--- REQUIREMENT ---
Whenever a line in the records below holds the string "this", copy it out.

--- RECORDS PROVIDED ---

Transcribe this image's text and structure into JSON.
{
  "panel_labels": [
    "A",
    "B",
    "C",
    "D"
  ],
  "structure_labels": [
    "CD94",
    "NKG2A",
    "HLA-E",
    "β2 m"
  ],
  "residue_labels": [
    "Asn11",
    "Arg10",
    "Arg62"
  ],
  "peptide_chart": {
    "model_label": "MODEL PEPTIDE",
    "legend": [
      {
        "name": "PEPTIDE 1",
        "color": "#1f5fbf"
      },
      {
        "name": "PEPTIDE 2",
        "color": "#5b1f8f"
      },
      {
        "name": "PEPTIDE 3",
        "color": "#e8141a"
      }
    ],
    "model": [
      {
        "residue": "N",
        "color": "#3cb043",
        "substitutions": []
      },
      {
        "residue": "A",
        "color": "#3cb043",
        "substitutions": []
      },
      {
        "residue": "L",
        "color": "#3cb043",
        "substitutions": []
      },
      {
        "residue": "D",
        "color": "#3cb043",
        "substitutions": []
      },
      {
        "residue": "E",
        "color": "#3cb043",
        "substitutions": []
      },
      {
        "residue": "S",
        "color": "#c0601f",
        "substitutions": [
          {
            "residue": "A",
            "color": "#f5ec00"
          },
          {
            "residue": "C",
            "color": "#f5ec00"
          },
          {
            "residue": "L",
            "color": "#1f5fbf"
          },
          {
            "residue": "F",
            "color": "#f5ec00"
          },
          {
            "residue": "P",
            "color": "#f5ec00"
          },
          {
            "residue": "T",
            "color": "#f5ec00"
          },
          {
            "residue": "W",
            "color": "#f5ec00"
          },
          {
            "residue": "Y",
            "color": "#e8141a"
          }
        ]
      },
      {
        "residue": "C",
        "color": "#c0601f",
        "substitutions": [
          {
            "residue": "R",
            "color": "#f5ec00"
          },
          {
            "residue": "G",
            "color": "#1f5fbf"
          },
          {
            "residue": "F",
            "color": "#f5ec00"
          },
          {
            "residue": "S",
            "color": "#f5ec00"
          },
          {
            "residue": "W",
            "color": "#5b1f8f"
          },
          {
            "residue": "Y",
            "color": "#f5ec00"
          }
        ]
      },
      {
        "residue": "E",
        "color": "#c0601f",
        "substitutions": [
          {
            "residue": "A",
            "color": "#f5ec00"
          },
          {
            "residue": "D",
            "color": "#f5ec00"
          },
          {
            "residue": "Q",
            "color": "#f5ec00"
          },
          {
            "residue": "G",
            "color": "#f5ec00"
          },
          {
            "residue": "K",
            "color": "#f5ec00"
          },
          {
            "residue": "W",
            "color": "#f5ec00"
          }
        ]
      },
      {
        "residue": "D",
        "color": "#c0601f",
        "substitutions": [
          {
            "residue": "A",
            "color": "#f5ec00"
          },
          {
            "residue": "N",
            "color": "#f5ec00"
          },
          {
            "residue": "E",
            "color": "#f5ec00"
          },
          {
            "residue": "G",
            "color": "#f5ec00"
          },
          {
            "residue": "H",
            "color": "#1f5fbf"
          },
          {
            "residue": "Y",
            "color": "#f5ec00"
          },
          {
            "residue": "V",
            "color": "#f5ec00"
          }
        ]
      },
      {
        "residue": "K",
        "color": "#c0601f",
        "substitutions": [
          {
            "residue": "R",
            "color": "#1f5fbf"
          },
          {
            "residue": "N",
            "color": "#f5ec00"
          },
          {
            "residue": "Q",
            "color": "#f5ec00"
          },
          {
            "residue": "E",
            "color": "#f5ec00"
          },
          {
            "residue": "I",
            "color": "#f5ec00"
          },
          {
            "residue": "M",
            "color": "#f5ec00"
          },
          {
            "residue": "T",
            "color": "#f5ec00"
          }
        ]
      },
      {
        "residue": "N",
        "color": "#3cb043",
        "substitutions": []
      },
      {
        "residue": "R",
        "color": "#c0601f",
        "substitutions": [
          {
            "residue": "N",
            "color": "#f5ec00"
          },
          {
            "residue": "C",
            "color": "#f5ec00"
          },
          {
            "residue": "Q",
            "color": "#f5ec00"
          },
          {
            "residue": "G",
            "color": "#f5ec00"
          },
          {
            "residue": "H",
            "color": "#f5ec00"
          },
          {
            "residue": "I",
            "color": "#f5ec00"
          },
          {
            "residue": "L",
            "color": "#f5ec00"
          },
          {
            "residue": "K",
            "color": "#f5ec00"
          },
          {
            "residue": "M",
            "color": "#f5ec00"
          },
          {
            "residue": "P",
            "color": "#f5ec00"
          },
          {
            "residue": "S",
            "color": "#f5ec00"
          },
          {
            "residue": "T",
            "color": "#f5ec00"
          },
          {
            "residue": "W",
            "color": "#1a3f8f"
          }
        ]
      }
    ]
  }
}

...

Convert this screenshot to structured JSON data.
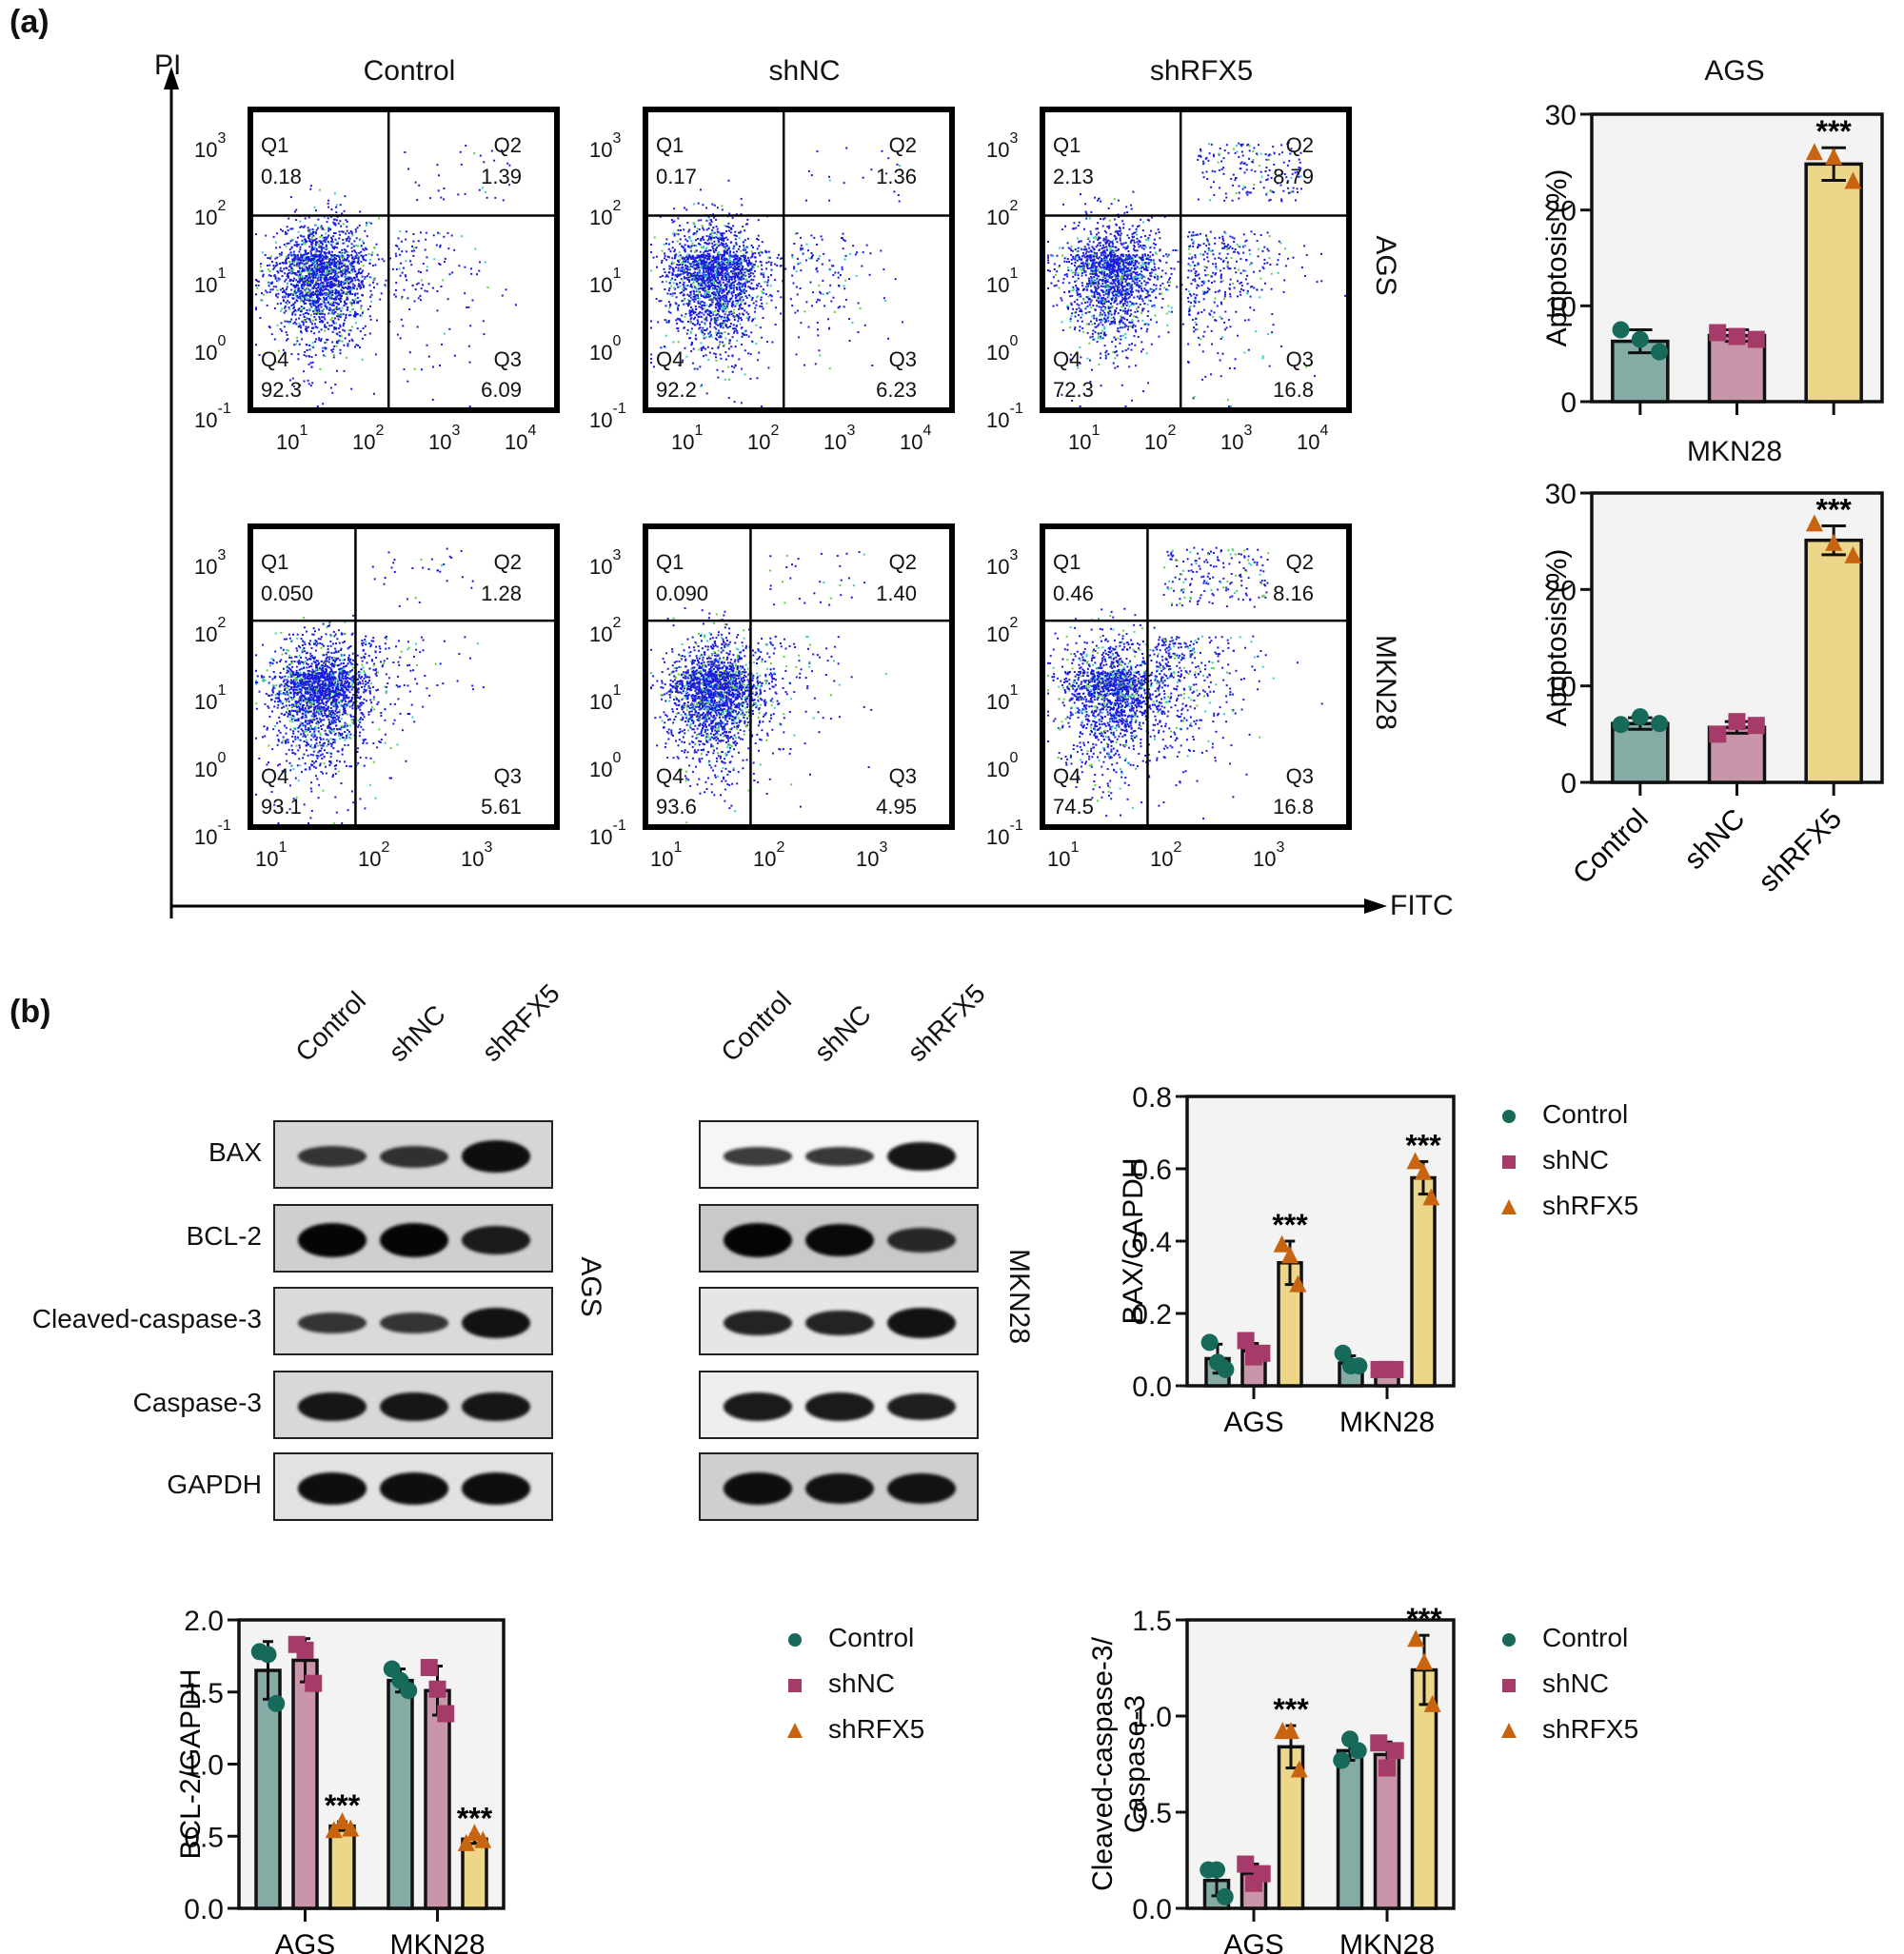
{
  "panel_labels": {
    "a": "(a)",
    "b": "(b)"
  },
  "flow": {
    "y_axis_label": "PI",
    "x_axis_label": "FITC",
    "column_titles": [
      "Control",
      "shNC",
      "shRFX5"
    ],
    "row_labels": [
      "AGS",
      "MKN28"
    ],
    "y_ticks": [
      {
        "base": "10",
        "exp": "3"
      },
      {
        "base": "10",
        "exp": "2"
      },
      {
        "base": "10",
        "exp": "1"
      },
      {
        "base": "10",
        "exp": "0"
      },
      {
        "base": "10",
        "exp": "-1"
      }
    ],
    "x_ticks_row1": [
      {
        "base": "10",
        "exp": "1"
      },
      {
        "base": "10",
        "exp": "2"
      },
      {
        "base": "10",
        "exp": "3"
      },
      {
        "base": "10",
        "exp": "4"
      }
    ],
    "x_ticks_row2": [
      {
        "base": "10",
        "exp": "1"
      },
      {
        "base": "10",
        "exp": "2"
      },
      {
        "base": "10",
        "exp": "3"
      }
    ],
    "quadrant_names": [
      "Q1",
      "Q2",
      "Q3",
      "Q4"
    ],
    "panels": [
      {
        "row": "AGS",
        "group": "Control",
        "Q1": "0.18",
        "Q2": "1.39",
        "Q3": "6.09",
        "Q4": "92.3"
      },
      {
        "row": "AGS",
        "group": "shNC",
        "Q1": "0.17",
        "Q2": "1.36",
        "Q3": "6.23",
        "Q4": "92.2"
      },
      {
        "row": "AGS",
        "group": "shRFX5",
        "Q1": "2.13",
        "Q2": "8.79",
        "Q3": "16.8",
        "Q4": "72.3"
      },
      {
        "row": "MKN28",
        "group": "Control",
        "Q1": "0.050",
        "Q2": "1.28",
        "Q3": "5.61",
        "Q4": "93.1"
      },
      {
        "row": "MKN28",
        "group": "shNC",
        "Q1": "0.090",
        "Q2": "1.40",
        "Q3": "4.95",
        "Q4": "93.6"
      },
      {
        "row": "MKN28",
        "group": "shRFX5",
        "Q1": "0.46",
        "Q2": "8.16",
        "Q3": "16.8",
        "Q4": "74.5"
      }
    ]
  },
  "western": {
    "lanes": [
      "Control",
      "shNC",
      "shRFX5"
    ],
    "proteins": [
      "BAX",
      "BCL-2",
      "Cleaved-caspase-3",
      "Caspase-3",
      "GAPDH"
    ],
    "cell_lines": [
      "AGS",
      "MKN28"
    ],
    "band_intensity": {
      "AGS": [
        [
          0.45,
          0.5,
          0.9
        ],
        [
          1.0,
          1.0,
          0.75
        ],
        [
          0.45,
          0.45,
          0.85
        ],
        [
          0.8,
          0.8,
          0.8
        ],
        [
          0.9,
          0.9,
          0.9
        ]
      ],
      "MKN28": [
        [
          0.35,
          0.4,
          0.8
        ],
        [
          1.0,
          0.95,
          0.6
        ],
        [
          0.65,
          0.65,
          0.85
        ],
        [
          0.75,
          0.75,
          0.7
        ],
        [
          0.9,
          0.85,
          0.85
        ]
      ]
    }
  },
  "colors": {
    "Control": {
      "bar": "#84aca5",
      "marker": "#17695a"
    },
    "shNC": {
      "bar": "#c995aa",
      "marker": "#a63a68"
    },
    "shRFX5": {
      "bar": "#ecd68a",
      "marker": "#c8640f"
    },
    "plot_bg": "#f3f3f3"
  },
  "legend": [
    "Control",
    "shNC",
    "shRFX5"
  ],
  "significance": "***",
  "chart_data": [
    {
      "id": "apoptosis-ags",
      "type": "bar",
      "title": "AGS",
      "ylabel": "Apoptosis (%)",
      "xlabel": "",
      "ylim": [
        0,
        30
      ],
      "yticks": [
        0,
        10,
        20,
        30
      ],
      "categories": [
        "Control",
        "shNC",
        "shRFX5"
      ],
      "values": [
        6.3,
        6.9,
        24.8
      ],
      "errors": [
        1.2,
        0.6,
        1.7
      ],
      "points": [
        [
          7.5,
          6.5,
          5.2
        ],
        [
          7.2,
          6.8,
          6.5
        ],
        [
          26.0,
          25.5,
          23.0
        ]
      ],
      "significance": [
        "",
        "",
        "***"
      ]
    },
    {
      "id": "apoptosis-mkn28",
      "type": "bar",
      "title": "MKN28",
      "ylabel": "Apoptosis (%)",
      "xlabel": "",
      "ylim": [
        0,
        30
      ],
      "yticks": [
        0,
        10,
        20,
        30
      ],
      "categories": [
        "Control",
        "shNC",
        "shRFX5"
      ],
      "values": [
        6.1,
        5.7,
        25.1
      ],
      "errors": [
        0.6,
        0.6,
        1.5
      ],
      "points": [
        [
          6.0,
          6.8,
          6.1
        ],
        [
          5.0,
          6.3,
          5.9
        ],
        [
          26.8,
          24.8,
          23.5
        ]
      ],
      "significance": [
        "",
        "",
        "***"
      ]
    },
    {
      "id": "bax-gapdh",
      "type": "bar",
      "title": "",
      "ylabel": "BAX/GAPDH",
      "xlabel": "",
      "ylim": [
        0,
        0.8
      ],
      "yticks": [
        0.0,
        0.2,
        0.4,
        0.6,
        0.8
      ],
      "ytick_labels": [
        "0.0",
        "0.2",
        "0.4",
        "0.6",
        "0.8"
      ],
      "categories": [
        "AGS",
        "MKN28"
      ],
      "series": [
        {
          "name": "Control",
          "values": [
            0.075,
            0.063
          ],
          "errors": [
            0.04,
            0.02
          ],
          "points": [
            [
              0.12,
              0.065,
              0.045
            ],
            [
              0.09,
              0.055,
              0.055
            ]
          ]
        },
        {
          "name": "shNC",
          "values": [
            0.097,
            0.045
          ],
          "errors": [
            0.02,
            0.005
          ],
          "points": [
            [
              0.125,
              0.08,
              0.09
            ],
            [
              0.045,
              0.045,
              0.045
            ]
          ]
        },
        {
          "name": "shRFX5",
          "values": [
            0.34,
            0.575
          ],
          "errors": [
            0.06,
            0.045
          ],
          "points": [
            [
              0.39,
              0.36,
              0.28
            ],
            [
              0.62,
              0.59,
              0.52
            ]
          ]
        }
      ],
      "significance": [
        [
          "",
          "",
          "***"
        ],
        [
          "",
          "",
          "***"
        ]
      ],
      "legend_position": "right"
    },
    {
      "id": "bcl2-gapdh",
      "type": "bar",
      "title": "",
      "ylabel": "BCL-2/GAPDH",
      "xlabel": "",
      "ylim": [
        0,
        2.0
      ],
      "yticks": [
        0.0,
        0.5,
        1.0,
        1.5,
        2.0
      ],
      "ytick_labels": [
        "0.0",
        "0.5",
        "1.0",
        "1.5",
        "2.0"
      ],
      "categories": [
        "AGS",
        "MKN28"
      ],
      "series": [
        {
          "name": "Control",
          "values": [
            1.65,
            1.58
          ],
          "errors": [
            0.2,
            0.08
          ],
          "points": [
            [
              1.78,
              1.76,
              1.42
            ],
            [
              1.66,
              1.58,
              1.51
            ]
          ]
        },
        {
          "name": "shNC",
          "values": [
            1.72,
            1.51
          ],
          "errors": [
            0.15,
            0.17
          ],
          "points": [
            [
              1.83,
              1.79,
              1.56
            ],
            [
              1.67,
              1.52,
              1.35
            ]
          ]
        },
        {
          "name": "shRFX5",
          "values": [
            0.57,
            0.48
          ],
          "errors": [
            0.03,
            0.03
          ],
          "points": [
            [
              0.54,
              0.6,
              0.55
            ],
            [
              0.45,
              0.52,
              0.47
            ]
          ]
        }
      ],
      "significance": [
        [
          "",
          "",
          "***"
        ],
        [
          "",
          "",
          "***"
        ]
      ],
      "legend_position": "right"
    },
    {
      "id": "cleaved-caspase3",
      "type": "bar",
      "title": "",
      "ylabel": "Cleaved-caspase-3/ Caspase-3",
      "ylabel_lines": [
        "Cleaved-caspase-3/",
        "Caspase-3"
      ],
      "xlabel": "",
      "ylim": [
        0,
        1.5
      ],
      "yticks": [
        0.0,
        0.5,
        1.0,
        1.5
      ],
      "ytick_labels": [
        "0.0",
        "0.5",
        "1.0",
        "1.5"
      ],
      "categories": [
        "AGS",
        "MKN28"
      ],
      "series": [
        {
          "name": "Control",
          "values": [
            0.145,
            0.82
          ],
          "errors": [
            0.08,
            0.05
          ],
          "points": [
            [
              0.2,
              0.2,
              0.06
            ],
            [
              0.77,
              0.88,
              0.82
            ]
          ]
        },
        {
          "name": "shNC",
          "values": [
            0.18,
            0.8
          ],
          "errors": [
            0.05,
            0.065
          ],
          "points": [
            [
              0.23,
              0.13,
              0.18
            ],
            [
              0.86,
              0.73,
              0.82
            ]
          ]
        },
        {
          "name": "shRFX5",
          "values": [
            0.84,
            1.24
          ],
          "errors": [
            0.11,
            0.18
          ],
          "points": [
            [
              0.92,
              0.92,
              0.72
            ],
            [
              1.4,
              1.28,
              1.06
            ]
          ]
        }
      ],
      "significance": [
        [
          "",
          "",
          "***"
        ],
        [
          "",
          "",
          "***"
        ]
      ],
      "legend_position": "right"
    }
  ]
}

--- EXPECTED ANSWER ---
Transcribe this image's text and structure into JSON.
Convert this screenshot to structured JSON data.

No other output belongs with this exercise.